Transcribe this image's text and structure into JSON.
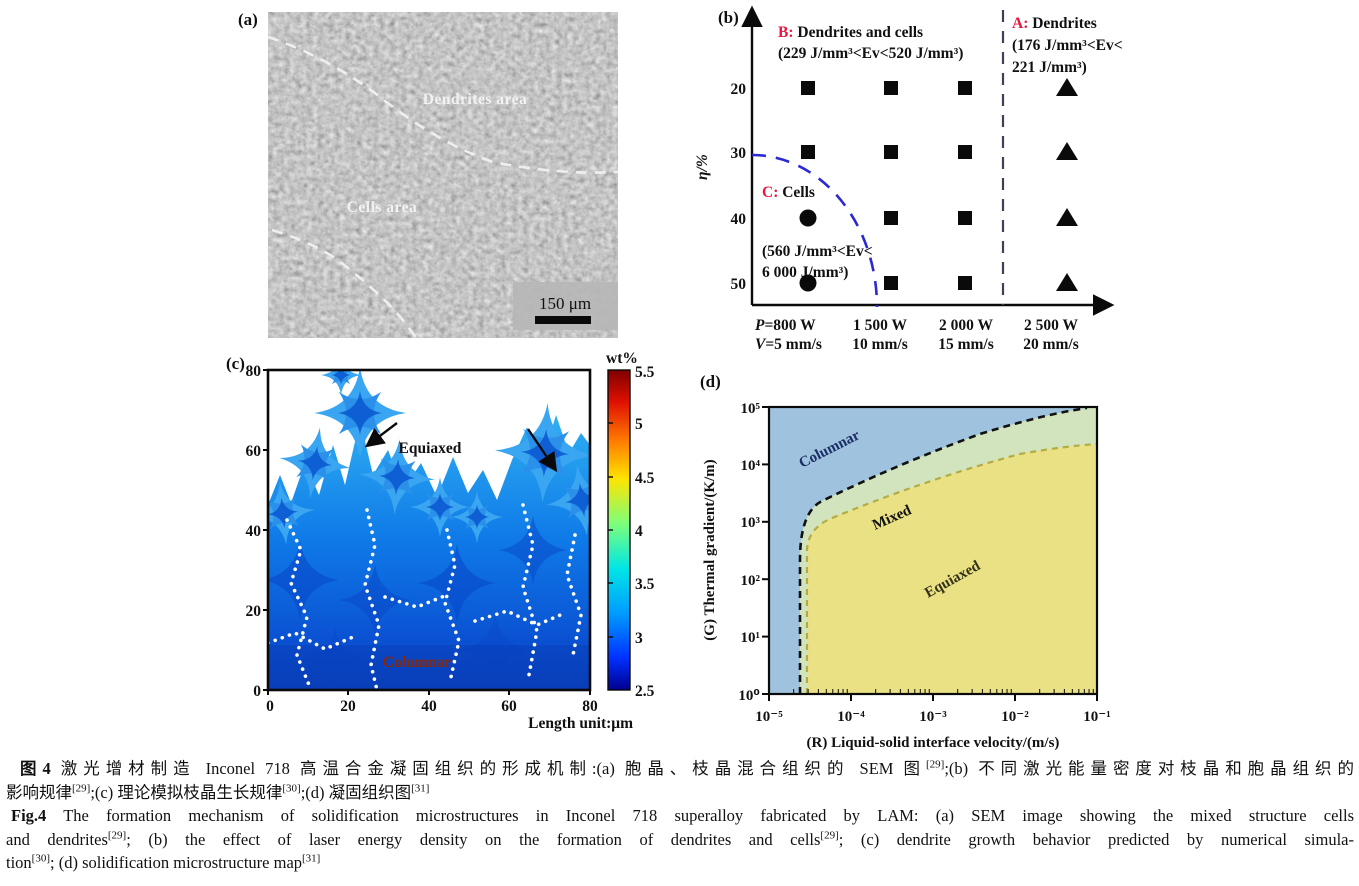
{
  "panels": {
    "a": {
      "label": "(a)",
      "type": "sem-image",
      "area_label_top": "Dendrites area",
      "area_label_middle": "Cells area",
      "scale_bar": "150 μm"
    },
    "b": {
      "label": "(b)"
    },
    "c": {
      "label": "(c)"
    },
    "d": {
      "label": "(d)"
    }
  },
  "chart_data": [
    {
      "panel": "b",
      "type": "scatter",
      "ylabel": "η/%",
      "yticks": [
        "20",
        "30",
        "40",
        "50"
      ],
      "xticks": [
        {
          "sym": "P",
          "row1": "=800 W",
          "sym2": "V",
          "row2": "=5 mm/s"
        },
        {
          "row1": "1 500 W",
          "row2": "10 mm/s"
        },
        {
          "row1": "2 000 W",
          "row2": "15 mm/s"
        },
        {
          "row1": "2 500 W",
          "row2": "20 mm/s"
        }
      ],
      "regions": [
        {
          "id": "A",
          "prefix": "A:",
          "name": " Dendrites",
          "range_line1": "(176 J/mm³<Ev<",
          "range_line2": "221 J/mm³)",
          "marker": "triangle"
        },
        {
          "id": "B",
          "prefix": "B:",
          "name": " Dendrites and cells",
          "range_line1": "(229 J/mm³<Ev<520 J/mm³)",
          "range_line2": "",
          "marker": "square"
        },
        {
          "id": "C",
          "prefix": "C:",
          "name": " Cells",
          "range_line1": "(560 J/mm³<Ev<",
          "range_line2": "6 000 J/mm³)",
          "marker": "circle"
        }
      ],
      "points": [
        {
          "eta": 20,
          "col": 0,
          "marker": "square"
        },
        {
          "eta": 20,
          "col": 1,
          "marker": "square"
        },
        {
          "eta": 20,
          "col": 2,
          "marker": "square"
        },
        {
          "eta": 20,
          "col": 3,
          "marker": "triangle"
        },
        {
          "eta": 30,
          "col": 0,
          "marker": "square"
        },
        {
          "eta": 30,
          "col": 1,
          "marker": "square"
        },
        {
          "eta": 30,
          "col": 2,
          "marker": "square"
        },
        {
          "eta": 30,
          "col": 3,
          "marker": "triangle"
        },
        {
          "eta": 40,
          "col": 0,
          "marker": "circle"
        },
        {
          "eta": 40,
          "col": 1,
          "marker": "square"
        },
        {
          "eta": 40,
          "col": 2,
          "marker": "square"
        },
        {
          "eta": 40,
          "col": 3,
          "marker": "triangle"
        },
        {
          "eta": 50,
          "col": 0,
          "marker": "circle"
        },
        {
          "eta": 50,
          "col": 1,
          "marker": "square"
        },
        {
          "eta": 50,
          "col": 2,
          "marker": "square"
        },
        {
          "eta": 50,
          "col": 3,
          "marker": "triangle"
        }
      ]
    },
    {
      "panel": "c",
      "type": "heatmap",
      "xlabel": "Length unit:μm",
      "xticks": [
        "0",
        "20",
        "40",
        "60",
        "80"
      ],
      "yticks": [
        "80",
        "60",
        "40",
        "20",
        "0"
      ],
      "colorbar": {
        "title": "wt%",
        "ticks": [
          "5.5",
          "5",
          "4.5",
          "4",
          "3.5",
          "3",
          "2.5"
        ],
        "min": 2.5,
        "max": 5.5
      },
      "annotations": [
        {
          "text": "Equiaxed",
          "color": "#111111"
        },
        {
          "text": "Columnar",
          "color": "#8b2703"
        }
      ]
    },
    {
      "panel": "d",
      "type": "region-map",
      "xlabel": "(R) Liquid-solid interface velocity/(m/s)",
      "ylabel": "(G) Thermal gradient/(K/m)",
      "xticks": [
        "10⁻⁵",
        "10⁻⁴",
        "10⁻³",
        "10⁻²",
        "10⁻¹"
      ],
      "yticks": [
        "10⁰",
        "10¹",
        "10²",
        "10³",
        "10⁴",
        "10⁵"
      ],
      "regions": [
        {
          "name": "Columnar",
          "color": "#9fc3de"
        },
        {
          "name": "Mixed",
          "color": "#d2e4bd"
        },
        {
          "name": "Equiaxed",
          "color": "#eae184"
        }
      ]
    }
  ],
  "caption": {
    "zh": {
      "line1": [
        {
          "t": "图4",
          "b": 1
        },
        {
          "t": "  激光增材制造 Inconel 718 高温合金凝固组织的形成机制:(a) 胞晶、枝晶混合组织的 SEM 图"
        },
        {
          "t": "[29]",
          "sup": 1
        },
        {
          "t": ";(b) 不同激光能量密度对枝晶和胞晶组织的"
        }
      ],
      "line2": [
        {
          "t": "影响规律"
        },
        {
          "t": "[29]",
          "sup": 1
        },
        {
          "t": ";(c) 理论模拟枝晶生长规律"
        },
        {
          "t": "[30]",
          "sup": 1
        },
        {
          "t": ";(d) 凝固组织图"
        },
        {
          "t": "[31]",
          "sup": 1
        }
      ]
    },
    "en": {
      "line1": [
        {
          "t": "Fig.4",
          "b": 1
        },
        {
          "t": "  The formation mechanism of solidification microstructures in Inconel 718 superalloy fabricated by LAM: (a) SEM image showing the mixed structure cells"
        }
      ],
      "line2": [
        {
          "t": "and dendrites"
        },
        {
          "t": "[29]",
          "sup": 1
        },
        {
          "t": "; (b) the effect of laser energy density on the formation of dendrites and cells"
        },
        {
          "t": "[29]",
          "sup": 1
        },
        {
          "t": "; (c) dendrite growth behavior predicted by numerical simula-"
        }
      ],
      "line3": [
        {
          "t": "tion"
        },
        {
          "t": "[30]",
          "sup": 1
        },
        {
          "t": "; (d) solidification microstructure map"
        },
        {
          "t": "[31]",
          "sup": 1
        }
      ]
    }
  },
  "colors": {
    "accent_red": "#e8173f",
    "region_dashed_blue": "#2a2ad0",
    "divider_dashed": "#3f3f55",
    "columnar_label": "#8b2703",
    "sem_gray": "#8c8c8c"
  }
}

::::::::::

## Aim of the exercise
Wherever the word "type" turns up in the records, copy out the line it is on.

## Solution for this exercise
      "type": "sem-image",
      "type": "scatter",
      "type": "heatmap",
      "type": "region-map",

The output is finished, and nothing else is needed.